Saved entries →
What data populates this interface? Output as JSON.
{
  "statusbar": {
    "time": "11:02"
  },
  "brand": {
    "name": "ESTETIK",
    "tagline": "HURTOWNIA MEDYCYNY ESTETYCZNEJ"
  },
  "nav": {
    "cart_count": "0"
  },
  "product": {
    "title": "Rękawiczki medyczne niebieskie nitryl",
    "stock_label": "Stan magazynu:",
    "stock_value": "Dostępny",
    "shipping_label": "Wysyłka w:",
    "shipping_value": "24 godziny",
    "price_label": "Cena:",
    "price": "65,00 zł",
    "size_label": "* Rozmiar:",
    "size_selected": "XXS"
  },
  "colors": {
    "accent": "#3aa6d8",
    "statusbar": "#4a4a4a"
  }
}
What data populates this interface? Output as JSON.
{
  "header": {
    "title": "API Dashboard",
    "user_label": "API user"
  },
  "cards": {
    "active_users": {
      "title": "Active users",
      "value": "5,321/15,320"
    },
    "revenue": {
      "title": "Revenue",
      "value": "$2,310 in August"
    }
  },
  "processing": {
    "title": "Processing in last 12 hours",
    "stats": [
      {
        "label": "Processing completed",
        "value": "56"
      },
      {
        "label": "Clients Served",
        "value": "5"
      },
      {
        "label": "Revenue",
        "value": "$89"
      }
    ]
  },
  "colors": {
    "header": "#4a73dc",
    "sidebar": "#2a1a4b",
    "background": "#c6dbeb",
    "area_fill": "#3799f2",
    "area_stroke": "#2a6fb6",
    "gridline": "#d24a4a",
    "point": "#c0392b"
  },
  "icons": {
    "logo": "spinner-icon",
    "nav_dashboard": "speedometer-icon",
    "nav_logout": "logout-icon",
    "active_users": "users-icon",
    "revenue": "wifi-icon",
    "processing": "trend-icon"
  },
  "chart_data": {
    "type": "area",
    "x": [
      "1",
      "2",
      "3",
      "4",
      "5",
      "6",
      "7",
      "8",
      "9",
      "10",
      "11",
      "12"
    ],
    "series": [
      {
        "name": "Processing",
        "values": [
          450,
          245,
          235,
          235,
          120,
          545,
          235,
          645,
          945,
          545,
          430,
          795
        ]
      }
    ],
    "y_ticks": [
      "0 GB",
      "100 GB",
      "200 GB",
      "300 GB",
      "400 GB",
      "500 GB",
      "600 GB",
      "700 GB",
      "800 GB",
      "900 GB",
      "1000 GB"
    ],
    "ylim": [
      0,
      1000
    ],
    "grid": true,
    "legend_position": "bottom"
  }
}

What to do →
Please restate the whole listing word for word.

Task solution →
What data populates this interface? Output as JSON.
{
  "statusbar": {
    "time": "11:02"
  },
  "brand": {
    "name": "ESTETIK",
    "tagline": "HURTOWNIA MEDYCYNY ESTETYCZNEJ"
  },
  "nav": {
    "cart_count": "0"
  },
  "product": {
    "title": "Rękawiczki medyczne niebieskie nitryl",
    "stock_label": "Stan magazynu:",
    "stock_value": "Dostępny",
    "shipping_label": "Wysyłka w:",
    "shipping_value": "24 godziny",
    "price_label": "Cena:",
    "price": "65,00 zł",
    "size_label": "* Rozmiar:",
    "size_selected": "XXS"
  },
  "colors": {
    "accent": "#3aa6d8",
    "statusbar": "#4a4a4a"
  }
}
What data populates this interface? Output as JSON.
{
  "header": {
    "title": "API Dashboard",
    "user_label": "API user"
  },
  "cards": {
    "active_users": {
      "title": "Active users",
      "value": "5,321/15,320"
    },
    "revenue": {
      "title": "Revenue",
      "value": "$2,310 in August"
    }
  },
  "processing": {
    "title": "Processing in last 12 hours",
    "stats": [
      {
        "label": "Processing completed",
        "value": "56"
      },
      {
        "label": "Clients Served",
        "value": "5"
      },
      {
        "label": "Revenue",
        "value": "$89"
      }
    ]
  },
  "colors": {
    "header": "#4a73dc",
    "sidebar": "#2a1a4b",
    "background": "#c6dbeb",
    "area_fill": "#3799f2",
    "area_stroke": "#2a6fb6",
    "gridline": "#d24a4a",
    "point": "#c0392b"
  },
  "icons": {
    "logo": "spinner-icon",
    "nav_dashboard": "speedometer-icon",
    "nav_logout": "logout-icon",
    "active_users": "users-icon",
    "revenue": "wifi-icon",
    "processing": "trend-icon"
  },
  "chart_data": {
    "type": "area",
    "x": [
      "1",
      "2",
      "3",
      "4",
      "5",
      "6",
      "7",
      "8",
      "9",
      "10",
      "11",
      "12"
    ],
    "series": [
      {
        "name": "Processing",
        "values": [
          450,
          245,
          235,
          235,
          120,
          545,
          235,
          645,
          945,
          545,
          430,
          795
        ]
      }
    ],
    "y_ticks": [
      "0 GB",
      "100 GB",
      "200 GB",
      "300 GB",
      "400 GB",
      "500 GB",
      "600 GB",
      "700 GB",
      "800 GB",
      "900 GB",
      "1000 GB"
    ],
    "ylim": [
      0,
      1000
    ],
    "grid": true,
    "legend_position": "bottom"
  }
}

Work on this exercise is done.